[Begin PROVIDED MATERIAL]
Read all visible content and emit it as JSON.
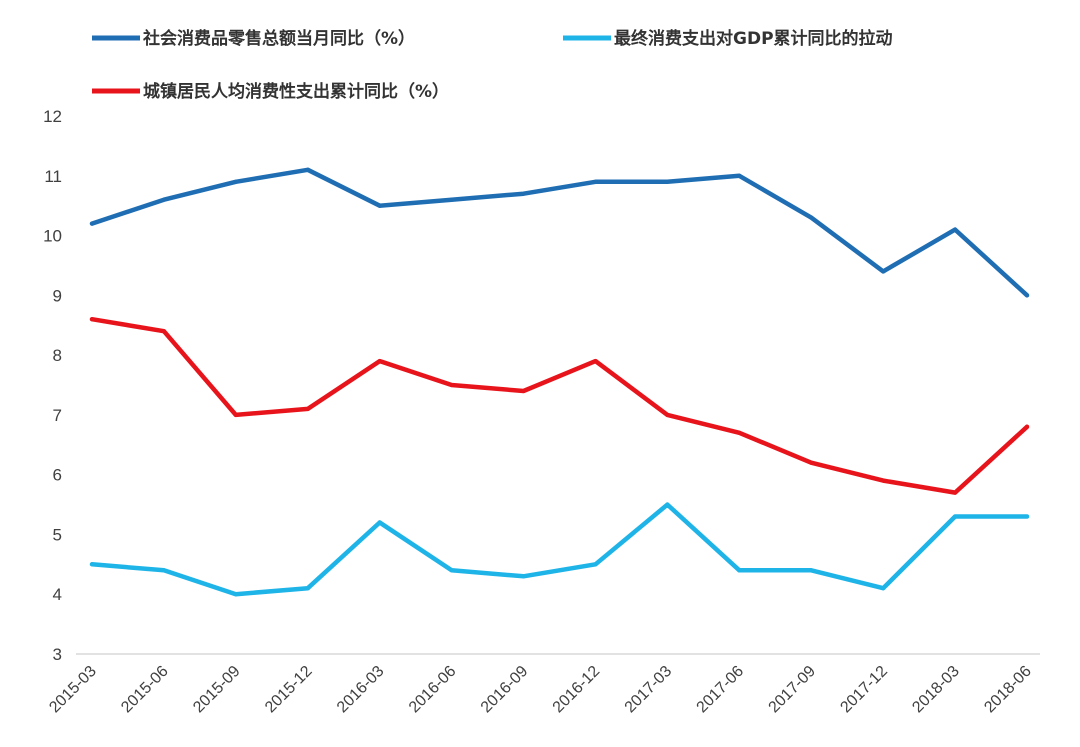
{
  "chart_data": {
    "type": "line",
    "title": "",
    "xlabel": "",
    "ylabel": "",
    "ylim": [
      3,
      12
    ],
    "yticks": [
      3,
      4,
      5,
      6,
      7,
      8,
      9,
      10,
      11,
      12
    ],
    "grid": false,
    "legend_position": "top",
    "categories": [
      "2015-03",
      "2015-06",
      "2015-09",
      "2015-12",
      "2016-03",
      "2016-06",
      "2016-09",
      "2016-12",
      "2017-03",
      "2017-06",
      "2017-09",
      "2017-12",
      "2018-03",
      "2018-06"
    ],
    "series": [
      {
        "name": "社会消费品零售总额当月同比（%）",
        "color": "#1f6eb4",
        "values": [
          10.2,
          10.6,
          10.9,
          11.1,
          10.5,
          10.6,
          10.7,
          10.9,
          10.9,
          11.0,
          10.3,
          9.4,
          10.1,
          9.0
        ]
      },
      {
        "name": "最终消费支出对GDP累计同比的拉动",
        "color": "#1eb4e8",
        "values": [
          4.5,
          4.4,
          4.0,
          4.1,
          5.2,
          4.4,
          4.3,
          4.5,
          5.5,
          4.4,
          4.4,
          4.1,
          5.3,
          5.3
        ]
      },
      {
        "name": "城镇居民人均消费性支出累计同比（%）",
        "color": "#e8141b",
        "values": [
          8.6,
          8.4,
          7.0,
          7.1,
          7.9,
          7.5,
          7.4,
          7.9,
          7.0,
          6.7,
          6.2,
          5.9,
          5.7,
          6.8
        ]
      }
    ]
  }
}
[End PROVIDED MATERIAL]
• [WRITTEN TASK]: Quote every line word for word and keep the images out of the copy.

• [CORRECT RESPONSE]:
Read all visible content and emit it as JSON.
{
  "chart_data": {
    "type": "line",
    "title": "",
    "xlabel": "",
    "ylabel": "",
    "ylim": [
      3,
      12
    ],
    "yticks": [
      3,
      4,
      5,
      6,
      7,
      8,
      9,
      10,
      11,
      12
    ],
    "grid": false,
    "legend_position": "top",
    "categories": [
      "2015-03",
      "2015-06",
      "2015-09",
      "2015-12",
      "2016-03",
      "2016-06",
      "2016-09",
      "2016-12",
      "2017-03",
      "2017-06",
      "2017-09",
      "2017-12",
      "2018-03",
      "2018-06"
    ],
    "series": [
      {
        "name": "社会消费品零售总额当月同比（%）",
        "color": "#1f6eb4",
        "values": [
          10.2,
          10.6,
          10.9,
          11.1,
          10.5,
          10.6,
          10.7,
          10.9,
          10.9,
          11.0,
          10.3,
          9.4,
          10.1,
          9.0
        ]
      },
      {
        "name": "最终消费支出对GDP累计同比的拉动",
        "color": "#1eb4e8",
        "values": [
          4.5,
          4.4,
          4.0,
          4.1,
          5.2,
          4.4,
          4.3,
          4.5,
          5.5,
          4.4,
          4.4,
          4.1,
          5.3,
          5.3
        ]
      },
      {
        "name": "城镇居民人均消费性支出累计同比（%）",
        "color": "#e8141b",
        "values": [
          8.6,
          8.4,
          7.0,
          7.1,
          7.9,
          7.5,
          7.4,
          7.9,
          7.0,
          6.7,
          6.2,
          5.9,
          5.7,
          6.8
        ]
      }
    ]
  }
}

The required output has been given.